(Supplied records):
— BEGIN —

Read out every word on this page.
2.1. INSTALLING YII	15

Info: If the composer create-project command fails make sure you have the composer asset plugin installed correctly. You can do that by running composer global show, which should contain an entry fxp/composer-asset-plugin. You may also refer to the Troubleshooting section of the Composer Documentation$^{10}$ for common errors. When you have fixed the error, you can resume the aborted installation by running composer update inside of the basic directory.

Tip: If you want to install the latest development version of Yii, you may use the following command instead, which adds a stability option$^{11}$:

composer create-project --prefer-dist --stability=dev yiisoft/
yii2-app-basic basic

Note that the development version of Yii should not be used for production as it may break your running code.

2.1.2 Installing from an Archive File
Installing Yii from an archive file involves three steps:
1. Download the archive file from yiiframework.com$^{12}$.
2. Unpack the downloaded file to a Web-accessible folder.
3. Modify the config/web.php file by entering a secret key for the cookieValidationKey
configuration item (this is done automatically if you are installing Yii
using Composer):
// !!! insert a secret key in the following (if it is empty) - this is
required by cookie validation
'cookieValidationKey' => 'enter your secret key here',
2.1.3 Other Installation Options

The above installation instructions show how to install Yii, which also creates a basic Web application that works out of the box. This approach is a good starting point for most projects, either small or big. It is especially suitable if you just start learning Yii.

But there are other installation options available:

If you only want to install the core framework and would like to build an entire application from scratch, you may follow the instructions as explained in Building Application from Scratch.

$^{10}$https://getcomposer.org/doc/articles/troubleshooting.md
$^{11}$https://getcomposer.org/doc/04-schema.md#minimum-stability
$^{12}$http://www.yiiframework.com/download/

— END —
— BEGIN —

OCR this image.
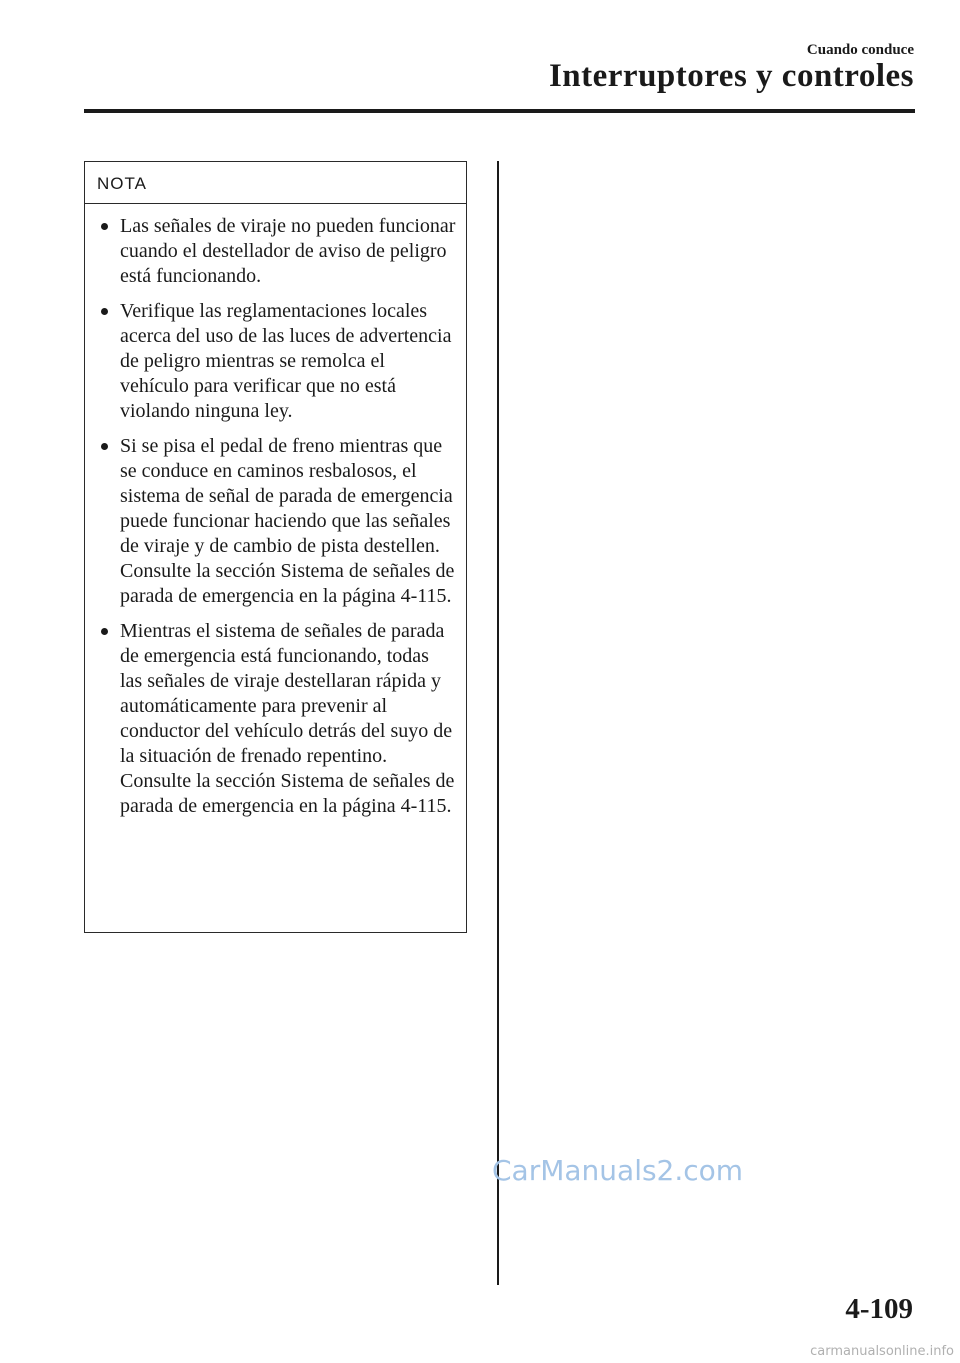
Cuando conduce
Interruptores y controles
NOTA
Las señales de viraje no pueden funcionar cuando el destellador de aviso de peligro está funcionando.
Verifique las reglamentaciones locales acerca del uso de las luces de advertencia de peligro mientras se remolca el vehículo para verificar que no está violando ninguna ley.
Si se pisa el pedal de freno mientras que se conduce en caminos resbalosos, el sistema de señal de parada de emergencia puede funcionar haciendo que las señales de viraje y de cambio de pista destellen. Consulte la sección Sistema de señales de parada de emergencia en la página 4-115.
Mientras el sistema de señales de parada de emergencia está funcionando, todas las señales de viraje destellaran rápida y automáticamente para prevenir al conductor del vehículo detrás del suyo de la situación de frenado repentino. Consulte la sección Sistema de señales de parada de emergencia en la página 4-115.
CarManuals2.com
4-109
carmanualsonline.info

— END —
— BEGIN —

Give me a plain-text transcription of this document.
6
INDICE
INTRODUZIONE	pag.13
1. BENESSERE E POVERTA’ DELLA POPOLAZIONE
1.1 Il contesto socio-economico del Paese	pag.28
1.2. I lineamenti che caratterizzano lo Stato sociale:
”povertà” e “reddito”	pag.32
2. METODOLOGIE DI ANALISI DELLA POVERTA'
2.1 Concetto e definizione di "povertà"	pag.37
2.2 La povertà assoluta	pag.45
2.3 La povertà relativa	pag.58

— END —

(Task to carry out): Where a line holds the string "cookieValidationKey", copy that line.

(Completed exercise):
3. Modify the config/web.php file by entering a secret key for the cookieValidationKey
'cookieValidationKey' => 'enter your secret key here',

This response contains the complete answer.